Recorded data
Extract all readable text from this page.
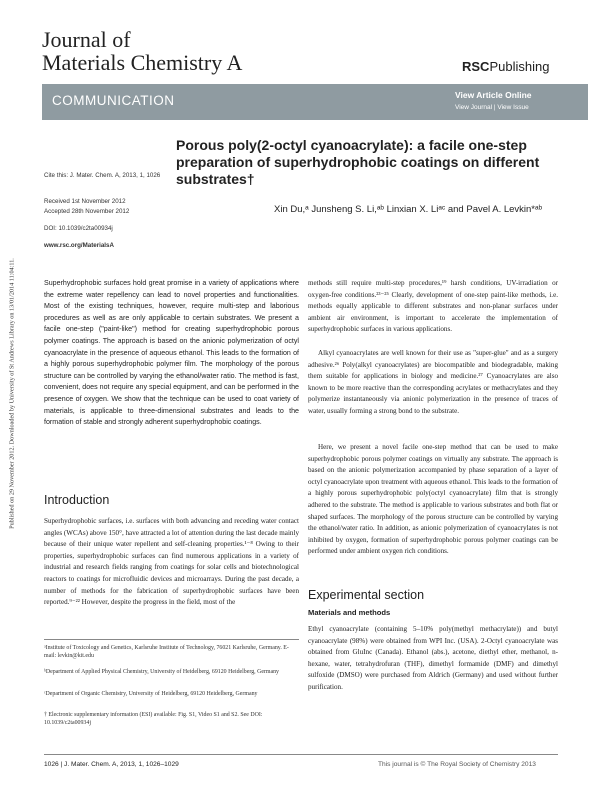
Published on 29 November 2012. Downloaded by University of St Andrews Library on 13/01/2014 11:04:11.
Journal of
Materials Chemistry A	RSCPublishing
COMMUNICATION	View Article Online
View Journal | View Issue
Porous poly(2-octyl cyanoacrylate): a facile one-step preparation of superhydrophobic coatings on different substrates†
Xin Du,ᵃ Junsheng S. Li,ᵃᵇ Linxian X. Liᵃᶜ and Pavel A. Levkin*ᵃᵇ
Cite this: J. Mater. Chem. A, 2013, 1, 1026
Received 1st November 2012
Accepted 28th November 2012
DOI: 10.1039/c2ta00934j
www.rsc.org/MaterialsA
Superhydrophobic surfaces hold great promise in a variety of applications where the extreme water repellency can lead to novel properties and functionalities. Most of the existing techniques, however, require multi-step and laborious procedures as well as are only applicable to certain substrates. We present a facile one-step ("paint-like") method for creating superhydrophobic porous polymer coatings. The approach is based on the anionic polymerization of octyl cyanoacrylate in the presence of aqueous ethanol. This leads to the formation of a highly porous superhydrophobic polymer film. The morphology of the porous structure can be controlled by varying the ethanol/water ratio. The method is fast, convenient, does not require any special equipment, and can be performed in the presence of oxygen. We show that the technique can be used to coat variety of materials, is applicable to three-dimensional substrates and leads to the formation of stable and strongly adherent superhydrophobic coatings.
Introduction
Superhydrophobic surfaces, i.e. surfaces with both advancing and receding water contact angles (WCAs) above 150°, have attracted a lot of attention during the last decade mainly because of their unique water repellent and self-cleaning properties.¹⁻⁸ Owing to their properties, superhydrophobic surfaces can find numerous applications in a variety of industrial and research fields ranging from coatings for solar cells and biotechnological reactors to coatings for microfluidic devices and microarrays. During the past decade, a number of methods for the fabrication of superhydrophobic surfaces have been reported.⁹⁻²² However, despite the progress in the field, most of the
ᵃInstitute of Toxicology and Genetics, Karlsruhe Institute of Technology, 76021 Karlsruhe, Germany. E-mail: levkin@kit.edu
ᵇDepartment of Applied Physical Chemistry, University of Heidelberg, 69120 Heidelberg, Germany
ᶜDepartment of Organic Chemistry, University of Heidelberg, 69120 Heidelberg, Germany
† Electronic supplementary information (ESI) available: Fig. S1, Video S1 and S2. See DOI: 10.1039/c2ta00934j
methods still require multi-step procedures,¹⁹ harsh conditions, UV-irradiation or oxygen-free conditions.²³⁻²⁵ Clearly, development of one-step paint-like methods, i.e. methods equally applicable to different substrates and non-planar surfaces under ambient air environment, is important to accelerate the implementation of superhydrophobic surfaces in various applications.
Alkyl cyanoacrylates are well known for their use as "super-glue" and as a surgery adhesive.²⁶ Poly(alkyl cyanoacrylates) are biocompatible and biodegradable, making them suitable for applications in biology and medicine.²⁷ Cyanoacrylates are also known to be more reactive than the corresponding acrylates or methacrylates and they polymerize instantaneously via anionic polymerization in the presence of traces of water, usually forming a strong bond to the substrate.
Here, we present a novel facile one-step method that can be used to make superhydrophobic porous polymer coatings on virtually any substrate. The approach is based on the anionic polymerization accompanied by phase separation of a layer of octyl cyanoacrylate upon treatment with aqueous ethanol. This leads to the formation of a highly porous superhydrophobic poly(octyl cyanoacrylate) film that is strongly adhered to the substrate. The method is applicable to various substrates and both flat or shaped surfaces. The morphology of the porous structure can be controlled by varying the ethanol/water ratio. In addition, as anionic polymerization of cyanoacrylates is not inhibited by oxygen, formation of superhydrophobic porous polymer coatings can be performed under ambient oxygen rich conditions.
Experimental section
Materials and methods
Ethyl cyanoacrylate (containing 5–10% poly(methyl methacrylate)) and butyl cyanoacrylate (98%) were obtained from WPI Inc. (USA). 2-Octyl cyanoacrylate was obtained from GluInc (Canada). Ethanol (abs.), acetone, diethyl ether, methanol, n-hexane, water, tetrahydrofuran (THF), dimethyl formamide (DMF) and dimethyl sulfoxide (DMSO) were purchased from Aldrich (Germany) and used without further purification.
1026 | J. Mater. Chem. A, 2013, 1, 1026–1029	This journal is © The Royal Society of Chemistry 2013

Aim of the exercise
Your job is to repeat every entry exactly, keeping all pictures out of the copy.

Solution for this task
Extract all readable text from this page.
Published on 29 November 2012. Downloaded by University of St Andrews Library on 13/01/2014 11:04:11.
Journal of
Materials Chemistry A	RSCPublishing
COMMUNICATION	View Article Online
View Journal | View Issue
Porous poly(2-octyl cyanoacrylate): a facile one-step preparation of superhydrophobic coatings on different substrates†
Xin Du,ᵃ Junsheng S. Li,ᵃᵇ Linxian X. Liᵃᶜ and Pavel A. Levkin*ᵃᵇ
Cite this: J. Mater. Chem. A, 2013, 1, 1026
Received 1st November 2012
Accepted 28th November 2012
DOI: 10.1039/c2ta00934j
www.rsc.org/MaterialsA
Superhydrophobic surfaces hold great promise in a variety of applications where the extreme water repellency can lead to novel properties and functionalities. Most of the existing techniques, however, require multi-step and laborious procedures as well as are only applicable to certain substrates. We present a facile one-step ("paint-like") method for creating superhydrophobic porous polymer coatings. The approach is based on the anionic polymerization of octyl cyanoacrylate in the presence of aqueous ethanol. This leads to the formation of a highly porous superhydrophobic polymer film. The morphology of the porous structure can be controlled by varying the ethanol/water ratio. The method is fast, convenient, does not require any special equipment, and can be performed in the presence of oxygen. We show that the technique can be used to coat variety of materials, is applicable to three-dimensional substrates and leads to the formation of stable and strongly adherent superhydrophobic coatings.
Introduction
Superhydrophobic surfaces, i.e. surfaces with both advancing and receding water contact angles (WCAs) above 150°, have attracted a lot of attention during the last decade mainly because of their unique water repellent and self-cleaning properties.¹⁻⁸ Owing to their properties, superhydrophobic surfaces can find numerous applications in a variety of industrial and research fields ranging from coatings for solar cells and biotechnological reactors to coatings for microfluidic devices and microarrays. During the past decade, a number of methods for the fabrication of superhydrophobic surfaces have been reported.⁹⁻²² However, despite the progress in the field, most of the
ᵃInstitute of Toxicology and Genetics, Karlsruhe Institute of Technology, 76021 Karlsruhe, Germany. E-mail: levkin@kit.edu
ᵇDepartment of Applied Physical Chemistry, University of Heidelberg, 69120 Heidelberg, Germany
ᶜDepartment of Organic Chemistry, University of Heidelberg, 69120 Heidelberg, Germany
† Electronic supplementary information (ESI) available: Fig. S1, Video S1 and S2. See DOI: 10.1039/c2ta00934j
methods still require multi-step procedures,¹⁹ harsh conditions, UV-irradiation or oxygen-free conditions.²³⁻²⁵ Clearly, development of one-step paint-like methods, i.e. methods equally applicable to different substrates and non-planar surfaces under ambient air environment, is important to accelerate the implementation of superhydrophobic surfaces in various applications.
Alkyl cyanoacrylates are well known for their use as "super-glue" and as a surgery adhesive.²⁶ Poly(alkyl cyanoacrylates) are biocompatible and biodegradable, making them suitable for applications in biology and medicine.²⁷ Cyanoacrylates are also known to be more reactive than the corresponding acrylates or methacrylates and they polymerize instantaneously via anionic polymerization in the presence of traces of water, usually forming a strong bond to the substrate.
Here, we present a novel facile one-step method that can be used to make superhydrophobic porous polymer coatings on virtually any substrate. The approach is based on the anionic polymerization accompanied by phase separation of a layer of octyl cyanoacrylate upon treatment with aqueous ethanol. This leads to the formation of a highly porous superhydrophobic poly(octyl cyanoacrylate) film that is strongly adhered to the substrate. The method is applicable to various substrates and both flat or shaped surfaces. The morphology of the porous structure can be controlled by varying the ethanol/water ratio. In addition, as anionic polymerization of cyanoacrylates is not inhibited by oxygen, formation of superhydrophobic porous polymer coatings can be performed under ambient oxygen rich conditions.
Experimental section
Materials and methods
Ethyl cyanoacrylate (containing 5–10% poly(methyl methacrylate)) and butyl cyanoacrylate (98%) were obtained from WPI Inc. (USA). 2-Octyl cyanoacrylate was obtained from GluInc (Canada). Ethanol (abs.), acetone, diethyl ether, methanol, n-hexane, water, tetrahydrofuran (THF), dimethyl formamide (DMF) and dimethyl sulfoxide (DMSO) were purchased from Aldrich (Germany) and used without further purification.
1026 | J. Mater. Chem. A, 2013, 1, 1026–1029	This journal is © The Royal Society of Chemistry 2013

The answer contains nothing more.